*Given data*
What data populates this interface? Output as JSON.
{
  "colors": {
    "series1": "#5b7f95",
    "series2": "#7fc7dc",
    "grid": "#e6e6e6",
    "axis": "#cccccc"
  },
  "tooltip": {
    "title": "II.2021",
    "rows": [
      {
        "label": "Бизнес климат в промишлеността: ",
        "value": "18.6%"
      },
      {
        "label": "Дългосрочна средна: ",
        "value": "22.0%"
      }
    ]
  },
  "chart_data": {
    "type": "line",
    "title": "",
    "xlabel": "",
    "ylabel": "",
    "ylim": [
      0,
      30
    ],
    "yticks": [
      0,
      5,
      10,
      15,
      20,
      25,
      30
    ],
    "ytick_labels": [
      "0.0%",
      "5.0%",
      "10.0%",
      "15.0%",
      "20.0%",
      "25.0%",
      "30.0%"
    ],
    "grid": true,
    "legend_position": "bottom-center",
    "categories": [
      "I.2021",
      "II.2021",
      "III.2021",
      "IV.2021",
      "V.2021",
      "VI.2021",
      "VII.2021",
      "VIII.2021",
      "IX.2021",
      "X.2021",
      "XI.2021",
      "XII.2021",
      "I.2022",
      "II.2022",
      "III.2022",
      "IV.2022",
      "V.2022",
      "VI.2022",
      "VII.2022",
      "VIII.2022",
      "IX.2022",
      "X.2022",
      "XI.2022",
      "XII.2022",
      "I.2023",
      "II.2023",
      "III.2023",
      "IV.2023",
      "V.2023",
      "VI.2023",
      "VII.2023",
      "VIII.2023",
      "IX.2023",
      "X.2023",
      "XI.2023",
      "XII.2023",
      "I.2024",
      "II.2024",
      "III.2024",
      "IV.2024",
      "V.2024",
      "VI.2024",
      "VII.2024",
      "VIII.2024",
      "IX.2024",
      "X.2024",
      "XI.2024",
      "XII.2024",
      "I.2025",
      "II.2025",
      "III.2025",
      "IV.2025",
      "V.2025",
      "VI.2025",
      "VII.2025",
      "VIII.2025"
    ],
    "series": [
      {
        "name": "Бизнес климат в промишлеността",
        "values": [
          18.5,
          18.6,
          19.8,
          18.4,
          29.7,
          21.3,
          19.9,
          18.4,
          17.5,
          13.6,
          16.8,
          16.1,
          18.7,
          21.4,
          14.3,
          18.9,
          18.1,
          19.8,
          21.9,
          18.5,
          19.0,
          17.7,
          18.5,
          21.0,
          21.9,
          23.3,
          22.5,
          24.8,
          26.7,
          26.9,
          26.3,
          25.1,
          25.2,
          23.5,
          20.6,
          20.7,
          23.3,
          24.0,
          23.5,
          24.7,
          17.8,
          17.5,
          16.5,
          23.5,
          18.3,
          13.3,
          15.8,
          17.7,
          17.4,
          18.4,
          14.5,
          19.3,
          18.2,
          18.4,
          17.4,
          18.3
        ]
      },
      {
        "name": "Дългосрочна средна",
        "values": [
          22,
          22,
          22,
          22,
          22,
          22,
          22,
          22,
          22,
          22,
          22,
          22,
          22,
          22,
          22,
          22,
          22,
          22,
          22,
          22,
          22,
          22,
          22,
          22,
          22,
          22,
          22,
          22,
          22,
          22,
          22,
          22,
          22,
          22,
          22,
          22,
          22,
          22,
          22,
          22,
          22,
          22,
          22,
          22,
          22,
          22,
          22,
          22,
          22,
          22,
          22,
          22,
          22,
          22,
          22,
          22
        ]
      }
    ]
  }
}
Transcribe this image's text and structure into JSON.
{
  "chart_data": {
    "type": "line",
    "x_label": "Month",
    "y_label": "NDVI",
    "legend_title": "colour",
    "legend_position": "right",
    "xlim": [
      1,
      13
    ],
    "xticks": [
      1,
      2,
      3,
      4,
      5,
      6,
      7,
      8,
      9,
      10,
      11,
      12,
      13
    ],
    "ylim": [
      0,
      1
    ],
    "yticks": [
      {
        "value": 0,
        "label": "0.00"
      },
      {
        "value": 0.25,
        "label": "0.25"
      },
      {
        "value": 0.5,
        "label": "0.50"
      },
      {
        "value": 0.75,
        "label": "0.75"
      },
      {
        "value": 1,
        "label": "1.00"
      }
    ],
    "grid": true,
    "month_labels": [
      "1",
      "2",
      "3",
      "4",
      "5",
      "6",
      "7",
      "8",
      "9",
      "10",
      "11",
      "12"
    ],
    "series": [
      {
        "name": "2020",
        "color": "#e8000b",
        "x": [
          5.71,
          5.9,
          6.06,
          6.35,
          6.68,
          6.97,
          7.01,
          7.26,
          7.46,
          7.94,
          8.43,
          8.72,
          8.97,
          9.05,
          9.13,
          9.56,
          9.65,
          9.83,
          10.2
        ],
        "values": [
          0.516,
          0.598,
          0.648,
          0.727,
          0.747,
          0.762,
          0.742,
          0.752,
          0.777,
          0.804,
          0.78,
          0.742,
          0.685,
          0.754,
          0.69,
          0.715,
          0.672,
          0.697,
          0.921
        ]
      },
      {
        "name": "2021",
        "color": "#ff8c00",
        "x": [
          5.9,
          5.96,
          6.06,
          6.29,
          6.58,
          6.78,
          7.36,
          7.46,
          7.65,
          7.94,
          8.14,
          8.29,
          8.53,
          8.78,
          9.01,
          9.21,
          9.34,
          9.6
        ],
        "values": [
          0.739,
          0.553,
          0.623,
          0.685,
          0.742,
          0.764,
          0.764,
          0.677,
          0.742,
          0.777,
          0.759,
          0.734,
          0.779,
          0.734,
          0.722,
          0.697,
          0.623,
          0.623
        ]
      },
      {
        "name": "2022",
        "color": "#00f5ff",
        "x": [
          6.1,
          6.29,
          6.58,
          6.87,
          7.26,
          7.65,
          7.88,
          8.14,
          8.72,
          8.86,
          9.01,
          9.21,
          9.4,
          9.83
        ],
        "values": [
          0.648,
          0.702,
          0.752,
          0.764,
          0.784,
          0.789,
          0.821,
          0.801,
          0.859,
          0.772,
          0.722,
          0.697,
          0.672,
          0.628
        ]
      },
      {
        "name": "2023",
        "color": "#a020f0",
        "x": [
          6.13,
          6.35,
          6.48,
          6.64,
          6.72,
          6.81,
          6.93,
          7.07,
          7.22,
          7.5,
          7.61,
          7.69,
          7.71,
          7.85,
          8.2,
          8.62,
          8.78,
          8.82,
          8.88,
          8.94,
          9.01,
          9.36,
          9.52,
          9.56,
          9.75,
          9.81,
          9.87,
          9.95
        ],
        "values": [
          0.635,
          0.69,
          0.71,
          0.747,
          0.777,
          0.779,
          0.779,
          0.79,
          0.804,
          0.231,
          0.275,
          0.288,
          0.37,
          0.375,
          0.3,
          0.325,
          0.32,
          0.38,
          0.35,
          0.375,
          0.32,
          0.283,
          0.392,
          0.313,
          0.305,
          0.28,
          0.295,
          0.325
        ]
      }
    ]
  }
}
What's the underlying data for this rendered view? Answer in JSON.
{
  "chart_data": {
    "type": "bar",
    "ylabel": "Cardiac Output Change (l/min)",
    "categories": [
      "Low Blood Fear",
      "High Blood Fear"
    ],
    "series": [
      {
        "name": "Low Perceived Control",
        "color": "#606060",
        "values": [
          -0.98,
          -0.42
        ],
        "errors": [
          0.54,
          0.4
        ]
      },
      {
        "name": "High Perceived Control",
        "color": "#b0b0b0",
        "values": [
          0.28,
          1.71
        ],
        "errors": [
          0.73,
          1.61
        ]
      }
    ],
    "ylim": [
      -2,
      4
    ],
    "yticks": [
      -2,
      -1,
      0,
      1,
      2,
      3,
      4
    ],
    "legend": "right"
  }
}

*Stated goal*
All of the lines above need to be given again exactly.

*Full output*
What data populates this interface? Output as JSON.
{
  "colors": {
    "series1": "#5b7f95",
    "series2": "#7fc7dc",
    "grid": "#e6e6e6",
    "axis": "#cccccc"
  },
  "tooltip": {
    "title": "II.2021",
    "rows": [
      {
        "label": "Бизнес климат в промишлеността: ",
        "value": "18.6%"
      },
      {
        "label": "Дългосрочна средна: ",
        "value": "22.0%"
      }
    ]
  },
  "chart_data": {
    "type": "line",
    "title": "",
    "xlabel": "",
    "ylabel": "",
    "ylim": [
      0,
      30
    ],
    "yticks": [
      0,
      5,
      10,
      15,
      20,
      25,
      30
    ],
    "ytick_labels": [
      "0.0%",
      "5.0%",
      "10.0%",
      "15.0%",
      "20.0%",
      "25.0%",
      "30.0%"
    ],
    "grid": true,
    "legend_position": "bottom-center",
    "categories": [
      "I.2021",
      "II.2021",
      "III.2021",
      "IV.2021",
      "V.2021",
      "VI.2021",
      "VII.2021",
      "VIII.2021",
      "IX.2021",
      "X.2021",
      "XI.2021",
      "XII.2021",
      "I.2022",
      "II.2022",
      "III.2022",
      "IV.2022",
      "V.2022",
      "VI.2022",
      "VII.2022",
      "VIII.2022",
      "IX.2022",
      "X.2022",
      "XI.2022",
      "XII.2022",
      "I.2023",
      "II.2023",
      "III.2023",
      "IV.2023",
      "V.2023",
      "VI.2023",
      "VII.2023",
      "VIII.2023",
      "IX.2023",
      "X.2023",
      "XI.2023",
      "XII.2023",
      "I.2024",
      "II.2024",
      "III.2024",
      "IV.2024",
      "V.2024",
      "VI.2024",
      "VII.2024",
      "VIII.2024",
      "IX.2024",
      "X.2024",
      "XI.2024",
      "XII.2024",
      "I.2025",
      "II.2025",
      "III.2025",
      "IV.2025",
      "V.2025",
      "VI.2025",
      "VII.2025",
      "VIII.2025"
    ],
    "series": [
      {
        "name": "Бизнес климат в промишлеността",
        "values": [
          18.5,
          18.6,
          19.8,
          18.4,
          29.7,
          21.3,
          19.9,
          18.4,
          17.5,
          13.6,
          16.8,
          16.1,
          18.7,
          21.4,
          14.3,
          18.9,
          18.1,
          19.8,
          21.9,
          18.5,
          19.0,
          17.7,
          18.5,
          21.0,
          21.9,
          23.3,
          22.5,
          24.8,
          26.7,
          26.9,
          26.3,
          25.1,
          25.2,
          23.5,
          20.6,
          20.7,
          23.3,
          24.0,
          23.5,
          24.7,
          17.8,
          17.5,
          16.5,
          23.5,
          18.3,
          13.3,
          15.8,
          17.7,
          17.4,
          18.4,
          14.5,
          19.3,
          18.2,
          18.4,
          17.4,
          18.3
        ]
      },
      {
        "name": "Дългосрочна средна",
        "values": [
          22,
          22,
          22,
          22,
          22,
          22,
          22,
          22,
          22,
          22,
          22,
          22,
          22,
          22,
          22,
          22,
          22,
          22,
          22,
          22,
          22,
          22,
          22,
          22,
          22,
          22,
          22,
          22,
          22,
          22,
          22,
          22,
          22,
          22,
          22,
          22,
          22,
          22,
          22,
          22,
          22,
          22,
          22,
          22,
          22,
          22,
          22,
          22,
          22,
          22,
          22,
          22,
          22,
          22,
          22,
          22
        ]
      }
    ]
  }
}
Transcribe this image's text and structure into JSON.
{
  "chart_data": {
    "type": "line",
    "x_label": "Month",
    "y_label": "NDVI",
    "legend_title": "colour",
    "legend_position": "right",
    "xlim": [
      1,
      13
    ],
    "xticks": [
      1,
      2,
      3,
      4,
      5,
      6,
      7,
      8,
      9,
      10,
      11,
      12,
      13
    ],
    "ylim": [
      0,
      1
    ],
    "yticks": [
      {
        "value": 0,
        "label": "0.00"
      },
      {
        "value": 0.25,
        "label": "0.25"
      },
      {
        "value": 0.5,
        "label": "0.50"
      },
      {
        "value": 0.75,
        "label": "0.75"
      },
      {
        "value": 1,
        "label": "1.00"
      }
    ],
    "grid": true,
    "month_labels": [
      "1",
      "2",
      "3",
      "4",
      "5",
      "6",
      "7",
      "8",
      "9",
      "10",
      "11",
      "12"
    ],
    "series": [
      {
        "name": "2020",
        "color": "#e8000b",
        "x": [
          5.71,
          5.9,
          6.06,
          6.35,
          6.68,
          6.97,
          7.01,
          7.26,
          7.46,
          7.94,
          8.43,
          8.72,
          8.97,
          9.05,
          9.13,
          9.56,
          9.65,
          9.83,
          10.2
        ],
        "values": [
          0.516,
          0.598,
          0.648,
          0.727,
          0.747,
          0.762,
          0.742,
          0.752,
          0.777,
          0.804,
          0.78,
          0.742,
          0.685,
          0.754,
          0.69,
          0.715,
          0.672,
          0.697,
          0.921
        ]
      },
      {
        "name": "2021",
        "color": "#ff8c00",
        "x": [
          5.9,
          5.96,
          6.06,
          6.29,
          6.58,
          6.78,
          7.36,
          7.46,
          7.65,
          7.94,
          8.14,
          8.29,
          8.53,
          8.78,
          9.01,
          9.21,
          9.34,
          9.6
        ],
        "values": [
          0.739,
          0.553,
          0.623,
          0.685,
          0.742,
          0.764,
          0.764,
          0.677,
          0.742,
          0.777,
          0.759,
          0.734,
          0.779,
          0.734,
          0.722,
          0.697,
          0.623,
          0.623
        ]
      },
      {
        "name": "2022",
        "color": "#00f5ff",
        "x": [
          6.1,
          6.29,
          6.58,
          6.87,
          7.26,
          7.65,
          7.88,
          8.14,
          8.72,
          8.86,
          9.01,
          9.21,
          9.4,
          9.83
        ],
        "values": [
          0.648,
          0.702,
          0.752,
          0.764,
          0.784,
          0.789,
          0.821,
          0.801,
          0.859,
          0.772,
          0.722,
          0.697,
          0.672,
          0.628
        ]
      },
      {
        "name": "2023",
        "color": "#a020f0",
        "x": [
          6.13,
          6.35,
          6.48,
          6.64,
          6.72,
          6.81,
          6.93,
          7.07,
          7.22,
          7.5,
          7.61,
          7.69,
          7.71,
          7.85,
          8.2,
          8.62,
          8.78,
          8.82,
          8.88,
          8.94,
          9.01,
          9.36,
          9.52,
          9.56,
          9.75,
          9.81,
          9.87,
          9.95
        ],
        "values": [
          0.635,
          0.69,
          0.71,
          0.747,
          0.777,
          0.779,
          0.779,
          0.79,
          0.804,
          0.231,
          0.275,
          0.288,
          0.37,
          0.375,
          0.3,
          0.325,
          0.32,
          0.38,
          0.35,
          0.375,
          0.32,
          0.283,
          0.392,
          0.313,
          0.305,
          0.28,
          0.295,
          0.325
        ]
      }
    ]
  }
}
What's the underlying data for this rendered view? Answer in JSON.
{
  "chart_data": {
    "type": "bar",
    "ylabel": "Cardiac Output Change (l/min)",
    "categories": [
      "Low Blood Fear",
      "High Blood Fear"
    ],
    "series": [
      {
        "name": "Low Perceived Control",
        "color": "#606060",
        "values": [
          -0.98,
          -0.42
        ],
        "errors": [
          0.54,
          0.4
        ]
      },
      {
        "name": "High Perceived Control",
        "color": "#b0b0b0",
        "values": [
          0.28,
          1.71
        ],
        "errors": [
          0.73,
          1.61
        ]
      }
    ],
    "ylim": [
      -2,
      4
    ],
    "yticks": [
      -2,
      -1,
      0,
      1,
      2,
      3,
      4
    ],
    "legend": "right"
  }
}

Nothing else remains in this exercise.